● **Goal**
Below is a listing to transcribe in full and exactly; keep the pictures out.

● **A run of records**
[start]
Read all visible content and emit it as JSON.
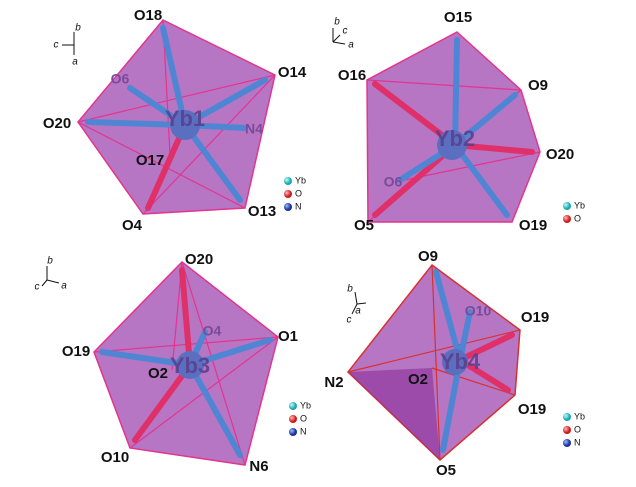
{
  "panels": [
    {
      "center": "Yb1",
      "atoms": [
        "O18",
        "O14",
        "O6",
        "N4",
        "O20",
        "O17",
        "O13",
        "O4"
      ],
      "axes": [
        "b",
        "c",
        "a"
      ],
      "legend": [
        "Yb",
        "O",
        "N"
      ]
    },
    {
      "center": "Yb2",
      "atoms": [
        "O15",
        "O16",
        "O9",
        "O20",
        "O6",
        "O5",
        "O19"
      ],
      "axes": [
        "b",
        "c",
        "a"
      ],
      "legend": [
        "Yb",
        "O"
      ]
    },
    {
      "center": "Yb3",
      "atoms": [
        "O20",
        "O4",
        "O1",
        "O19",
        "O2",
        "O10",
        "N6"
      ],
      "axes": [
        "b",
        "c",
        "a"
      ],
      "legend": [
        "Yb",
        "O",
        "N"
      ]
    },
    {
      "center": "Yb4",
      "atoms": [
        "O9",
        "O10",
        "O19",
        "N2",
        "O2",
        "O19",
        "O5"
      ],
      "axes": [
        "b",
        "c",
        "a"
      ],
      "legend": [
        "Yb",
        "O",
        "N"
      ]
    }
  ]
}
[end]
● **Solution to this exercise**
Read all visible content and emit it as JSON.
{
  "panels": [
    {
      "center": "Yb1",
      "atoms": [
        "O18",
        "O14",
        "O6",
        "N4",
        "O20",
        "O17",
        "O13",
        "O4"
      ],
      "axes": [
        "b",
        "c",
        "a"
      ],
      "legend": [
        "Yb",
        "O",
        "N"
      ]
    },
    {
      "center": "Yb2",
      "atoms": [
        "O15",
        "O16",
        "O9",
        "O20",
        "O6",
        "O5",
        "O19"
      ],
      "axes": [
        "b",
        "c",
        "a"
      ],
      "legend": [
        "Yb",
        "O"
      ]
    },
    {
      "center": "Yb3",
      "atoms": [
        "O20",
        "O4",
        "O1",
        "O19",
        "O2",
        "O10",
        "N6"
      ],
      "axes": [
        "b",
        "c",
        "a"
      ],
      "legend": [
        "Yb",
        "O",
        "N"
      ]
    },
    {
      "center": "Yb4",
      "atoms": [
        "O9",
        "O10",
        "O19",
        "N2",
        "O2",
        "O19",
        "O5"
      ],
      "axes": [
        "b",
        "c",
        "a"
      ],
      "legend": [
        "Yb",
        "O",
        "N"
      ]
    }
  ]
}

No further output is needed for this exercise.